==== EXTRACTED DATA

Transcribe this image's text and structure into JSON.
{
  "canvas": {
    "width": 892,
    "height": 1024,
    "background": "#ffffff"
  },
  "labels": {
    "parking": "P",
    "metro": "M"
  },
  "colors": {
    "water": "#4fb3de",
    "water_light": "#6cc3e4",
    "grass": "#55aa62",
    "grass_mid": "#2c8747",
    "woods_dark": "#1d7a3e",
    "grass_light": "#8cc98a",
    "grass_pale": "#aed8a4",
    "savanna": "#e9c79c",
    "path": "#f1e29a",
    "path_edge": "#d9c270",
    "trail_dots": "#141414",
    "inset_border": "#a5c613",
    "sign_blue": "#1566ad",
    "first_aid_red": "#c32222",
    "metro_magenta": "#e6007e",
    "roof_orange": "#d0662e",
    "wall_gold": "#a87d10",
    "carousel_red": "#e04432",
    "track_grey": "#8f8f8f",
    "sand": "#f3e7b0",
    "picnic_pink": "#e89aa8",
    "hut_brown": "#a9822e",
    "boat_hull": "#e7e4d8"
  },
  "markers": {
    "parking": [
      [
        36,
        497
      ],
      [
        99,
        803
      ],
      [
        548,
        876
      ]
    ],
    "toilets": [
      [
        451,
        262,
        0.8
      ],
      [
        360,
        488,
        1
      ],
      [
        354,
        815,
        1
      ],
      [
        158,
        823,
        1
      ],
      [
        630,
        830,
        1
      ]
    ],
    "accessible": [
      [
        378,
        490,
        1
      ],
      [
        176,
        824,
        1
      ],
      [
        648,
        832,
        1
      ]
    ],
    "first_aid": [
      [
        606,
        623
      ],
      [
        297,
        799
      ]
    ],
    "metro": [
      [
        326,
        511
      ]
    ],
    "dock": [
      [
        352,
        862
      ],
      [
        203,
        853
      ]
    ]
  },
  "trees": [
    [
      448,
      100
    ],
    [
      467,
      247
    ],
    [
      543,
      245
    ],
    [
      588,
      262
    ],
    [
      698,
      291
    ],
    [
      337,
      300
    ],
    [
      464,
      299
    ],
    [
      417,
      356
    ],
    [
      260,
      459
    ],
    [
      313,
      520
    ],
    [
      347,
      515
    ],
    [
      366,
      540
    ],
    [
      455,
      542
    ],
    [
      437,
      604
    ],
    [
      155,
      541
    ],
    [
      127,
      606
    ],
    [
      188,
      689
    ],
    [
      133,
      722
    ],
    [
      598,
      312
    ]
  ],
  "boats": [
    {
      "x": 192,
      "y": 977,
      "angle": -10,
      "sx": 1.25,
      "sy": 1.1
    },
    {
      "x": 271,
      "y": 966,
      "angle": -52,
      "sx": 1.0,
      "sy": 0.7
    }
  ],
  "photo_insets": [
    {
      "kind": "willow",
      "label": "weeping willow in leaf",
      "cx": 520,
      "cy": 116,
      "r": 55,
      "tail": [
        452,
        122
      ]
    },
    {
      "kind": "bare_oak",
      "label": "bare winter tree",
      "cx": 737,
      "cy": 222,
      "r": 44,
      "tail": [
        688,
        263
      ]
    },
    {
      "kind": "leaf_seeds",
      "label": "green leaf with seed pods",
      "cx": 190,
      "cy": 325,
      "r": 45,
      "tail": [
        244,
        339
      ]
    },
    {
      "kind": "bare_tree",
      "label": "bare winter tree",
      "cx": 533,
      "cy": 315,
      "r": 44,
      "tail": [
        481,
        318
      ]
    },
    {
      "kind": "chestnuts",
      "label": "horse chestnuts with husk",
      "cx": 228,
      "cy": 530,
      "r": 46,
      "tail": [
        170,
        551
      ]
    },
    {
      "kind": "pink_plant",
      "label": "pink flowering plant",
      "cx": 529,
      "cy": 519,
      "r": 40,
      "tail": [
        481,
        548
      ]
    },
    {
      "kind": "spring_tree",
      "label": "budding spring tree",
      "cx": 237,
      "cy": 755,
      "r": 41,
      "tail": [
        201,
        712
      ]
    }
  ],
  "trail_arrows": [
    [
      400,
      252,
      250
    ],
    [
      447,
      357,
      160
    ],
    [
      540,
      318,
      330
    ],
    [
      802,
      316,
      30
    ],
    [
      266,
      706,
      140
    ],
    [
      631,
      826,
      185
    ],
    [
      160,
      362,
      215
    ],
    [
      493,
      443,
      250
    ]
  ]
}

========

PROBLEM REQUIREMENTS: Print out all the entries precisely as written.

TASK ANSWER:
Transcribe this image's text and structure into JSON.
{
  "canvas": {
    "width": 892,
    "height": 1024,
    "background": "#ffffff"
  },
  "labels": {
    "parking": "P",
    "metro": "M"
  },
  "colors": {
    "water": "#4fb3de",
    "water_light": "#6cc3e4",
    "grass": "#55aa62",
    "grass_mid": "#2c8747",
    "woods_dark": "#1d7a3e",
    "grass_light": "#8cc98a",
    "grass_pale": "#aed8a4",
    "savanna": "#e9c79c",
    "path": "#f1e29a",
    "path_edge": "#d9c270",
    "trail_dots": "#141414",
    "inset_border": "#a5c613",
    "sign_blue": "#1566ad",
    "first_aid_red": "#c32222",
    "metro_magenta": "#e6007e",
    "roof_orange": "#d0662e",
    "wall_gold": "#a87d10",
    "carousel_red": "#e04432",
    "track_grey": "#8f8f8f",
    "sand": "#f3e7b0",
    "picnic_pink": "#e89aa8",
    "hut_brown": "#a9822e",
    "boat_hull": "#e7e4d8"
  },
  "markers": {
    "parking": [
      [
        36,
        497
      ],
      [
        99,
        803
      ],
      [
        548,
        876
      ]
    ],
    "toilets": [
      [
        451,
        262,
        0.8
      ],
      [
        360,
        488,
        1
      ],
      [
        354,
        815,
        1
      ],
      [
        158,
        823,
        1
      ],
      [
        630,
        830,
        1
      ]
    ],
    "accessible": [
      [
        378,
        490,
        1
      ],
      [
        176,
        824,
        1
      ],
      [
        648,
        832,
        1
      ]
    ],
    "first_aid": [
      [
        606,
        623
      ],
      [
        297,
        799
      ]
    ],
    "metro": [
      [
        326,
        511
      ]
    ],
    "dock": [
      [
        352,
        862
      ],
      [
        203,
        853
      ]
    ]
  },
  "trees": [
    [
      448,
      100
    ],
    [
      467,
      247
    ],
    [
      543,
      245
    ],
    [
      588,
      262
    ],
    [
      698,
      291
    ],
    [
      337,
      300
    ],
    [
      464,
      299
    ],
    [
      417,
      356
    ],
    [
      260,
      459
    ],
    [
      313,
      520
    ],
    [
      347,
      515
    ],
    [
      366,
      540
    ],
    [
      455,
      542
    ],
    [
      437,
      604
    ],
    [
      155,
      541
    ],
    [
      127,
      606
    ],
    [
      188,
      689
    ],
    [
      133,
      722
    ],
    [
      598,
      312
    ]
  ],
  "boats": [
    {
      "x": 192,
      "y": 977,
      "angle": -10,
      "sx": 1.25,
      "sy": 1.1
    },
    {
      "x": 271,
      "y": 966,
      "angle": -52,
      "sx": 1.0,
      "sy": 0.7
    }
  ],
  "photo_insets": [
    {
      "kind": "willow",
      "label": "weeping willow in leaf",
      "cx": 520,
      "cy": 116,
      "r": 55,
      "tail": [
        452,
        122
      ]
    },
    {
      "kind": "bare_oak",
      "label": "bare winter tree",
      "cx": 737,
      "cy": 222,
      "r": 44,
      "tail": [
        688,
        263
      ]
    },
    {
      "kind": "leaf_seeds",
      "label": "green leaf with seed pods",
      "cx": 190,
      "cy": 325,
      "r": 45,
      "tail": [
        244,
        339
      ]
    },
    {
      "kind": "bare_tree",
      "label": "bare winter tree",
      "cx": 533,
      "cy": 315,
      "r": 44,
      "tail": [
        481,
        318
      ]
    },
    {
      "kind": "chestnuts",
      "label": "horse chestnuts with husk",
      "cx": 228,
      "cy": 530,
      "r": 46,
      "tail": [
        170,
        551
      ]
    },
    {
      "kind": "pink_plant",
      "label": "pink flowering plant",
      "cx": 529,
      "cy": 519,
      "r": 40,
      "tail": [
        481,
        548
      ]
    },
    {
      "kind": "spring_tree",
      "label": "budding spring tree",
      "cx": 237,
      "cy": 755,
      "r": 41,
      "tail": [
        201,
        712
      ]
    }
  ],
  "trail_arrows": [
    [
      400,
      252,
      250
    ],
    [
      447,
      357,
      160
    ],
    [
      540,
      318,
      330
    ],
    [
      802,
      316,
      30
    ],
    [
      266,
      706,
      140
    ],
    [
      631,
      826,
      185
    ],
    [
      160,
      362,
      215
    ],
    [
      493,
      443,
      250
    ]
  ]
}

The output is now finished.